*What is asked*: How many lines in these records hold the string "direction"? State only that number.

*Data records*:
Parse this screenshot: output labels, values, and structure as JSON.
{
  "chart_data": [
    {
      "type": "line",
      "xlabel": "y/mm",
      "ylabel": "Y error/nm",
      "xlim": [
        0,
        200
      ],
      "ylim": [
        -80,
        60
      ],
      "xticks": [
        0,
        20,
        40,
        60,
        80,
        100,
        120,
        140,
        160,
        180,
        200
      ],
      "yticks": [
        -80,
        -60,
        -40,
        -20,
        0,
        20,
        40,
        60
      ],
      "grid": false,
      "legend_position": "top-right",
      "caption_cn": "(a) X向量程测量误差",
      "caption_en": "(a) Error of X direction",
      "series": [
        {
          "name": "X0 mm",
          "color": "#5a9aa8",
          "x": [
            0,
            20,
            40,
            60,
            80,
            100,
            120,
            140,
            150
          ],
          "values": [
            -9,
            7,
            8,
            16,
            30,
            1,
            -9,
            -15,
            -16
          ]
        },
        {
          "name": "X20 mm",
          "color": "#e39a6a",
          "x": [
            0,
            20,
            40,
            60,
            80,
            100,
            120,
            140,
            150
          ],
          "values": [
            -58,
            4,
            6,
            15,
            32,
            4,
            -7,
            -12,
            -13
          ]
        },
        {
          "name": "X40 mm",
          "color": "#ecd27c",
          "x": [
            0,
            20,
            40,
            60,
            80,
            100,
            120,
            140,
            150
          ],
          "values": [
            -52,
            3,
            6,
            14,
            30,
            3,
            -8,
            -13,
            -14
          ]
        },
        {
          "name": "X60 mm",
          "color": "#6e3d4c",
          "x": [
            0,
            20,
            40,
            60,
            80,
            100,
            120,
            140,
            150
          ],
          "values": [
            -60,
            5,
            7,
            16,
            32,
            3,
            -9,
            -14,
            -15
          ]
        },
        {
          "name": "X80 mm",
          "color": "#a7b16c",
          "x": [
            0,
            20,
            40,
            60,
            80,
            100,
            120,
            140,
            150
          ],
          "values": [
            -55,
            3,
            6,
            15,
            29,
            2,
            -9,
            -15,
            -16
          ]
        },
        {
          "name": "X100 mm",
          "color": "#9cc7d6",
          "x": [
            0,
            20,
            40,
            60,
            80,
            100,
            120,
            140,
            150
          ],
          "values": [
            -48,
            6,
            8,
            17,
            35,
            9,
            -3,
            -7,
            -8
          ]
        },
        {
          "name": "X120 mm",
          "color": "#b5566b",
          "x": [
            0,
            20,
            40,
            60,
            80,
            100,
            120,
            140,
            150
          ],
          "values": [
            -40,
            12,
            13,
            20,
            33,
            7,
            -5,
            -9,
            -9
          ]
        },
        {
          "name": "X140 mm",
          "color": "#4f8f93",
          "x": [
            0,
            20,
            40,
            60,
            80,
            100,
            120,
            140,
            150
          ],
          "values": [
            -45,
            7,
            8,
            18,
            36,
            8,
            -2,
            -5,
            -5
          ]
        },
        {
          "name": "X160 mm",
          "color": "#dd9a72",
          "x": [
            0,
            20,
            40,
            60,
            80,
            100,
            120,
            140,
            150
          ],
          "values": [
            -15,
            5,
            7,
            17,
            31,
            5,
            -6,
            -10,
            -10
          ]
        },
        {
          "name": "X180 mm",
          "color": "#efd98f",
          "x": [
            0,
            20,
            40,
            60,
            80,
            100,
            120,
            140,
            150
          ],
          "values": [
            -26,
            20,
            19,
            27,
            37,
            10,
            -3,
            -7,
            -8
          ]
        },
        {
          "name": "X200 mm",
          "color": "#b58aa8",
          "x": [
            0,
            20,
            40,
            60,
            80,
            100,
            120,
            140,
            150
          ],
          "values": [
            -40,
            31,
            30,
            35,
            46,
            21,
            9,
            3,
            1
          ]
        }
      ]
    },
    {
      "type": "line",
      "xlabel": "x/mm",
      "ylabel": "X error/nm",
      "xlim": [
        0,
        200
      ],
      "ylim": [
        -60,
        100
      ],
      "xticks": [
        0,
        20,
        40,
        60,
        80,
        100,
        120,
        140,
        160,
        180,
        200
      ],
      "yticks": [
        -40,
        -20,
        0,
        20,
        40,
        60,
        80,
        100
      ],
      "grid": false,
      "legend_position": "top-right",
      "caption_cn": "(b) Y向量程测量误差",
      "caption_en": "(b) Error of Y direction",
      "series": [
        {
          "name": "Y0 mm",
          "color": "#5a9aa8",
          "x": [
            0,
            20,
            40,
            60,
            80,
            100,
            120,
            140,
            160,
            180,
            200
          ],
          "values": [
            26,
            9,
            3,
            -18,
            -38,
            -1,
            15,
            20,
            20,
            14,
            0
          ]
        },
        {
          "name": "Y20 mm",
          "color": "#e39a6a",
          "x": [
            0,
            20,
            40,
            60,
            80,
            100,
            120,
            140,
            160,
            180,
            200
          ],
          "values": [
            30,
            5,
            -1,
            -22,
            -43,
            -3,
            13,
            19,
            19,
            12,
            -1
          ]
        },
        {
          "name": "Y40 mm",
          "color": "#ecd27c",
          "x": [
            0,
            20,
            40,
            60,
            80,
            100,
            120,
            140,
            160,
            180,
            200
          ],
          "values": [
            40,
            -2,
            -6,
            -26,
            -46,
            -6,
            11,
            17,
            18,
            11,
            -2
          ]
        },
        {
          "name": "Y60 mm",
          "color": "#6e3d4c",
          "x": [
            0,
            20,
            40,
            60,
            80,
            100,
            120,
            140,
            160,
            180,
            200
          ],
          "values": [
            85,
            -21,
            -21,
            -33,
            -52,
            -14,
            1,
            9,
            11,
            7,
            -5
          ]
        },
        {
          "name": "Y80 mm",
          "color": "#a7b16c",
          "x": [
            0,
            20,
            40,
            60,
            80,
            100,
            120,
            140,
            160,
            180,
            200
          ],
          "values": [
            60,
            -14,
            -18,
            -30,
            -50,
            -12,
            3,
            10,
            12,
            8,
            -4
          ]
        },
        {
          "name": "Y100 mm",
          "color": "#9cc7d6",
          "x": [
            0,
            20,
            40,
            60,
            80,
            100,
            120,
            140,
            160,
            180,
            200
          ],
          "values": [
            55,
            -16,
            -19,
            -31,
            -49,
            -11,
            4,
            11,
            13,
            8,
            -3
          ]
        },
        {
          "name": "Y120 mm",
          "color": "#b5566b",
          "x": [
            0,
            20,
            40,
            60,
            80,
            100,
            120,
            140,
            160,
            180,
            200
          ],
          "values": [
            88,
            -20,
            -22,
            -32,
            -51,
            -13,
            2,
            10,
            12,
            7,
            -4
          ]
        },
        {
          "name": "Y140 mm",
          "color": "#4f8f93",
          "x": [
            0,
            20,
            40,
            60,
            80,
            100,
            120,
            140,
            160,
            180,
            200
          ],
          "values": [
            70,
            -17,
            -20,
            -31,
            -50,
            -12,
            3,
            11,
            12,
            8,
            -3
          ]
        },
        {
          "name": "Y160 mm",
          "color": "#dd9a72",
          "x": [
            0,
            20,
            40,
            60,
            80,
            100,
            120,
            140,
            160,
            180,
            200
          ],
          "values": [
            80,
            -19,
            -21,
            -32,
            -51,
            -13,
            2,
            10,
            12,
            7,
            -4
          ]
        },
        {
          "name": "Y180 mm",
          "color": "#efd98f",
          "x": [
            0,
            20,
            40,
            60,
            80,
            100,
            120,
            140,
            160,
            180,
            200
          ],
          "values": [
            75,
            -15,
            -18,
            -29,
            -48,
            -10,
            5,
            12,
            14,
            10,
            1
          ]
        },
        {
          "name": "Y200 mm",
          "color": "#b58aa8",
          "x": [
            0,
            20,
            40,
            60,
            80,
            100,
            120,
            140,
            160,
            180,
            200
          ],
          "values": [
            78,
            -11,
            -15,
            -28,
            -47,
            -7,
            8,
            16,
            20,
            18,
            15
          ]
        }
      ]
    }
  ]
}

*Response to this exercise*: 2